▶ _Exercise directions_:
Please rewrite the data below as a numbered list, omitting blank lines and any pictures.

======== Dataset ========

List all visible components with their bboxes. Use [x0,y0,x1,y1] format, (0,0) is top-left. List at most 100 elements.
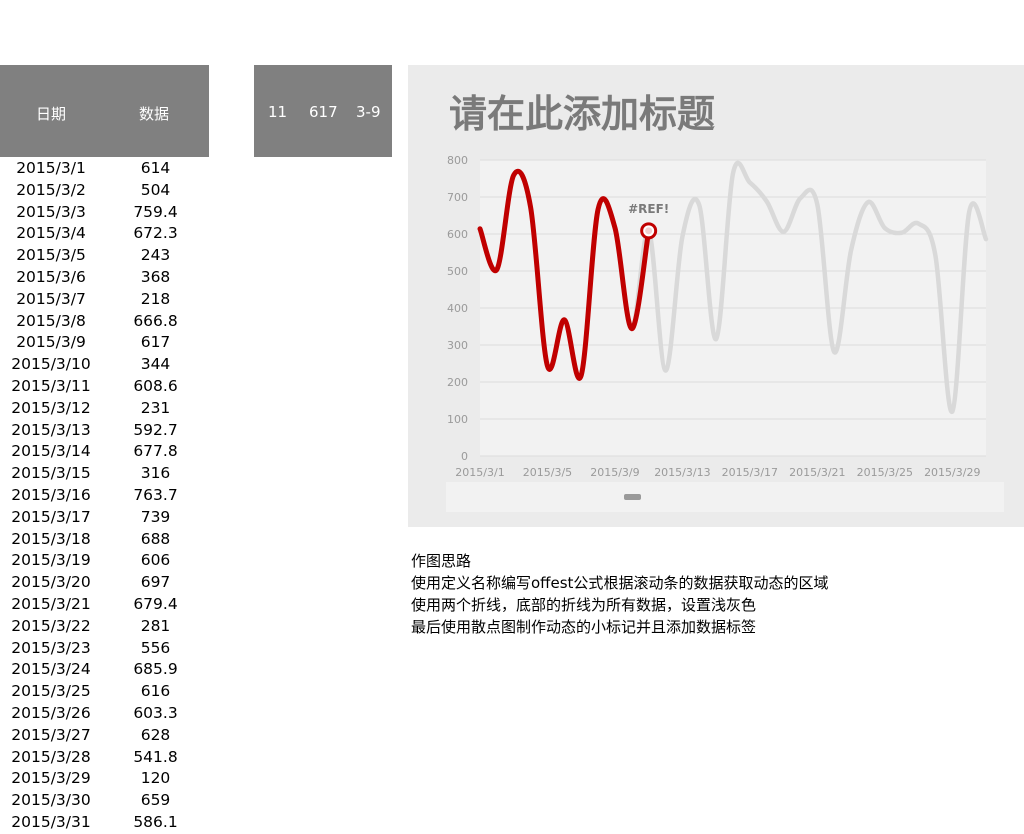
cell-date: 2015/3/29 [11,769,91,788]
y-tick-label: 100 [447,413,468,426]
cell-date: 2015/3/2 [16,180,86,199]
notes-line: 使用定义名称编写offest公式根据滚动条的数据获取动态的区域 [411,574,829,592]
y-tick-label: 300 [447,339,468,352]
cell-date: 2015/3/23 [11,638,91,657]
y-tick-label: 500 [447,265,468,278]
table-row: 2015/3/8 666.8 [0,311,209,333]
x-tick-label: 2015/3/1 [455,466,504,479]
cell-value: 541.8 [133,747,178,766]
cell-date: 2015/3/25 [11,682,91,701]
table-row: 2015/3/11 608.6 [0,376,209,398]
cell-date: 2015/3/21 [11,594,91,613]
header-date: 日期 [36,105,67,123]
table-row: 2015/3/6 368 [0,267,209,289]
y-tick-label: 700 [447,191,468,204]
cell-date: 2015/3/1 [16,159,86,177]
cell-date: 2015/3/20 [11,573,91,592]
cell-date: 2015/3/26 [11,703,91,722]
table-row: 2015/3/4 672.3 [0,223,209,245]
cell-value: 504 [140,180,171,199]
control-range: 3-9 [356,103,381,121]
table-row: 2015/3/5 243 [0,245,209,267]
cell-value: 759.4 [133,202,178,221]
table-row: 2015/3/31 586.1 [0,812,209,834]
notes: 作图思路 使用定义名称编写offest公式根据滚动条的数据获取动态的区域 使用两… [411,550,828,638]
cell-value: 556 [140,638,171,657]
cell-date: 2015/3/14 [11,442,91,461]
table-row: 2015/3/20 697 [0,572,209,594]
cell-date: 2015/3/4 [16,224,86,243]
cell-value: 344 [140,355,171,374]
table-row: 2015/3/26 603.3 [0,703,209,725]
table-row: 2015/3/28 541.8 [0,747,209,769]
cell-date: 2015/3/16 [11,485,91,504]
cell-value: 218 [140,289,171,308]
cell-date: 2015/3/7 [16,289,86,308]
control-value: 617 [309,103,338,121]
notes-title: 作图思路 [411,552,472,570]
x-tick-label: 2015/3/5 [523,466,572,479]
cell-date: 2015/3/5 [16,246,86,265]
cell-value: 586.1 [133,812,178,831]
cell-value: 316 [140,464,171,483]
x-tick-label: 2015/3/13 [654,466,710,479]
header-value: 数据 [139,105,170,123]
table-row: 2015/3/25 616 [0,681,209,703]
cell-date: 2015/3/10 [11,355,91,374]
cell-value: 606 [140,551,171,570]
cell-value: 120 [140,769,171,788]
cell-date: 2015/3/30 [11,791,91,810]
table-row: 2015/3/2 504 [0,180,209,202]
data-table: 2015/3/1 614 2015/3/2 504 2015/3/3 759.4 2015/… [0,158,209,834]
cell-value: 739 [140,507,171,526]
cell-date: 2015/3/8 [16,311,86,330]
table-row: 2015/3/16 763.7 [0,485,209,507]
x-tick-label: 2015/3/29 [924,466,980,479]
table-header: 日期 数据 [0,65,209,157]
table-row: 2015/3/3 759.4 [0,202,209,224]
cell-value: 243 [140,246,171,265]
table-row: 2015/3/9 617 [0,332,209,354]
table-row: 2015/3/23 556 [0,638,209,660]
y-tick-label: 400 [447,302,468,315]
cell-value: 617 [140,333,171,352]
notes-line: 最后使用散点图制作动态的小标记并且添加数据标签 [411,618,757,636]
table-row: 2015/3/24 685.9 [0,659,209,681]
cell-value: 672.3 [133,224,178,243]
cell-value: 697 [140,573,171,592]
table-row: 2015/3/29 120 [0,768,209,790]
cell-date: 2015/3/18 [11,529,91,548]
cell-date: 2015/3/27 [11,725,91,744]
cell-date: 2015/3/31 [11,812,91,831]
x-tick-label: 2015/3/21 [789,466,845,479]
scrollbar-thumb [624,494,641,500]
cell-value: 592.7 [133,420,178,439]
x-tick-label: 2015/3/17 [722,466,778,479]
cell-date: 2015/3/9 [16,333,86,352]
cell-date: 2015/3/17 [11,507,91,526]
x-tick-label: 2015/3/25 [857,466,913,479]
table-row: 2015/3/15 316 [0,463,209,485]
y-tick-label: 200 [447,376,468,389]
table-row: 2015/3/19 606 [0,550,209,572]
cell-date: 2015/3/22 [11,616,91,635]
marker-label: #REF! [628,202,669,216]
cell-value: 677.8 [133,442,178,461]
cell-value: 688 [140,529,171,548]
scrollbar-track [446,482,1004,512]
cell-value: 659 [140,791,171,810]
table-row: 2015/3/27 628 [0,725,209,747]
cell-value: 685.9 [133,660,178,679]
cell-date: 2015/3/12 [11,398,91,417]
cell-date: 2015/3/15 [11,464,91,483]
table-row: 2015/3/1 614 [0,158,209,180]
cell-date: 2015/3/6 [16,267,86,286]
cell-value: 603.3 [133,703,178,722]
control-index: 11 [268,103,288,121]
notes-line: 使用两个折线，底部的折线为所有数据，设置浅灰色 [411,596,757,614]
x-tick-label: 2015/3/9 [590,466,639,479]
cell-date: 2015/3/19 [11,551,91,570]
table-row: 2015/3/10 344 [0,354,209,376]
cell-value: 679.4 [133,594,178,613]
cell-value: 281 [140,616,171,635]
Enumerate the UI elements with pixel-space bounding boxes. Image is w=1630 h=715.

========

▶ _Solution below_:
1. List all visible components with their bboxes. Use [x0,y0,x1,y1] format, (0,0) is top-left. List at most 100 elements.
2. cell-date: 2015/3/29 [11,769,91,788]
3. y-tick-label: 100 [447,413,468,426]
4. cell-date: 2015/3/2 [16,180,86,199]
5. notes-line: 使用定义名称编写offest公式根据滚动条的数据获取动态的区域 [411,574,829,592]
6. y-tick-label: 300 [447,339,468,352]
7. cell-date: 2015/3/23 [11,638,91,657]
8. y-tick-label: 500 [447,265,468,278]
9. table-row: 2015/3/8 666.8 [0,311,209,333]
10. x-tick-label: 2015/3/1 [455,466,504,479]
11. cell-value: 541.8 [133,747,178,766]
12. cell-date: 2015/3/25 [11,682,91,701]
13. table-row: 2015/3/11 608.6 [0,376,209,398]
14. cell-date: 2015/3/21 [11,594,91,613]
15. header-date: 日期 [36,105,67,123]
16. table-row: 2015/3/6 368 [0,267,209,289]
17. y-tick-label: 700 [447,191,468,204]
18. cell-date: 2015/3/1 [16,159,86,177]
19. cell-date: 2015/3/20 [11,573,91,592]
20. cell-date: 2015/3/26 [11,703,91,722]
21. table-row: 2015/3/4 672.3 [0,223,209,245]
22. cell-value: 504 [140,180,171,199]
23. control-range: 3-9 [356,103,381,121]
24. table-row: 2015/3/5 243 [0,245,209,267]
25. cell-value: 759.4 [133,202,178,221]
26. table-row: 2015/3/31 586.1 [0,812,209,834]
27. notes: 作图思路 使用定义名称编写offest公式根据滚动条的数据获取动态的区域 使用两… [411,550,828,638]
28. cell-value: 556 [140,638,171,657]
29. cell-date: 2015/3/14 [11,442,91,461]
30. table-row: 2015/3/20 697 [0,572,209,594]
31. cell-date: 2015/3/4 [16,224,86,243]
32. cell-value: 344 [140,355,171,374]
33. table-row: 2015/3/26 603.3 [0,703,209,725]
34. table-row: 2015/3/28 541.8 [0,747,209,769]
35. cell-date: 2015/3/16 [11,485,91,504]
36. cell-value: 218 [140,289,171,308]
37. cell-date: 2015/3/7 [16,289,86,308]
38. control-value: 617 [309,103,338,121]
39. notes-title: 作图思路 [411,552,472,570]
40. x-tick-label: 2015/3/5 [523,466,572,479]
41. cell-date: 2015/3/5 [16,246,86,265]
42. cell-value: 586.1 [133,812,178,831]
43. cell-value: 316 [140,464,171,483]
44. x-tick-label: 2015/3/13 [654,466,710,479]
45. header-value: 数据 [139,105,170,123]
46. table-row: 2015/3/25 616 [0,681,209,703]
47. cell-date: 2015/3/10 [11,355,91,374]
48. cell-value: 606 [140,551,171,570]
49. cell-value: 120 [140,769,171,788]
50. cell-date: 2015/3/30 [11,791,91,810]
51. table-row: 2015/3/2 504 [0,180,209,202]
52. data-table: 2015/3/1 614 2015/3/2 504 2015/3/3 759.4 2015/… [0,158,209,834]
53. cell-value: 739 [140,507,171,526]
54. cell-date: 2015/3/8 [16,311,86,330]
55. table-row: 2015/3/16 763.7 [0,485,209,507]
56. x-tick-label: 2015/3/29 [924,466,980,479]
57. table-header: 日期 数据 [0,65,209,157]
58. table-row: 2015/3/3 759.4 [0,202,209,224]
59. cell-value: 243 [140,246,171,265]
60. table-row: 2015/3/9 617 [0,332,209,354]
61. table-row: 2015/3/23 556 [0,638,209,660]
62. y-tick-label: 400 [447,302,468,315]
63. cell-value: 617 [140,333,171,352]
64. notes-line: 最后使用散点图制作动态的小标记并且添加数据标签 [411,618,757,636]
65. table-row: 2015/3/24 685.9 [0,659,209,681]
66. cell-value: 672.3 [133,224,178,243]
67. cell-value: 697 [140,573,171,592]
68. table-row: 2015/3/29 120 [0,768,209,790]
69. cell-date: 2015/3/18 [11,529,91,548]
70. cell-date: 2015/3/27 [11,725,91,744]
71. cell-date: 2015/3/31 [11,812,91,831]
72. x-tick-label: 2015/3/21 [789,466,845,479]
73. scrollbar-thumb [624,494,641,500]
74. cell-value: 592.7 [133,420,178,439]
75. x-tick-label: 2015/3/17 [722,466,778,479]
76. cell-date: 2015/3/9 [16,333,86,352]
77. cell-date: 2015/3/17 [11,507,91,526]
78. x-tick-label: 2015/3/25 [857,466,913,479]
79. table-row: 2015/3/15 316 [0,463,209,485]
80. y-tick-label: 200 [447,376,468,389]
81. table-row: 2015/3/19 606 [0,550,209,572]
82. cell-date: 2015/3/22 [11,616,91,635]
83. marker-label: #REF! [628,202,669,216]
84. cell-value: 677.8 [133,442,178,461]
85. cell-value: 688 [140,529,171,548]
86. scrollbar-track [446,482,1004,512]
87. cell-value: 659 [140,791,171,810]
88. table-row: 2015/3/27 628 [0,725,209,747]
89. cell-value: 685.9 [133,660,178,679]
90. cell-date: 2015/3/12 [11,398,91,417]
91. cell-date: 2015/3/15 [11,464,91,483]
92. table-row: 2015/3/1 614 [0,158,209,180]
93. cell-date: 2015/3/6 [16,267,86,286]
94. cell-value: 603.3 [133,703,178,722]
95. control-index: 11 [268,103,288,121]
96. notes-line: 使用两个折线，底部的折线为所有数据，设置浅灰色 [411,596,757,614]
97. x-tick-label: 2015/3/9 [590,466,639,479]
98. cell-date: 2015/3/19 [11,551,91,570]
99. table-row: 2015/3/10 344 [0,354,209,376]
100. cell-value: 679.4 [133,594,178,613]
101. cell-value: 281 [140,616,171,635]
102. Enumerate the UI elements with pixel-space bounding boxes. Image is w=1630 h=715.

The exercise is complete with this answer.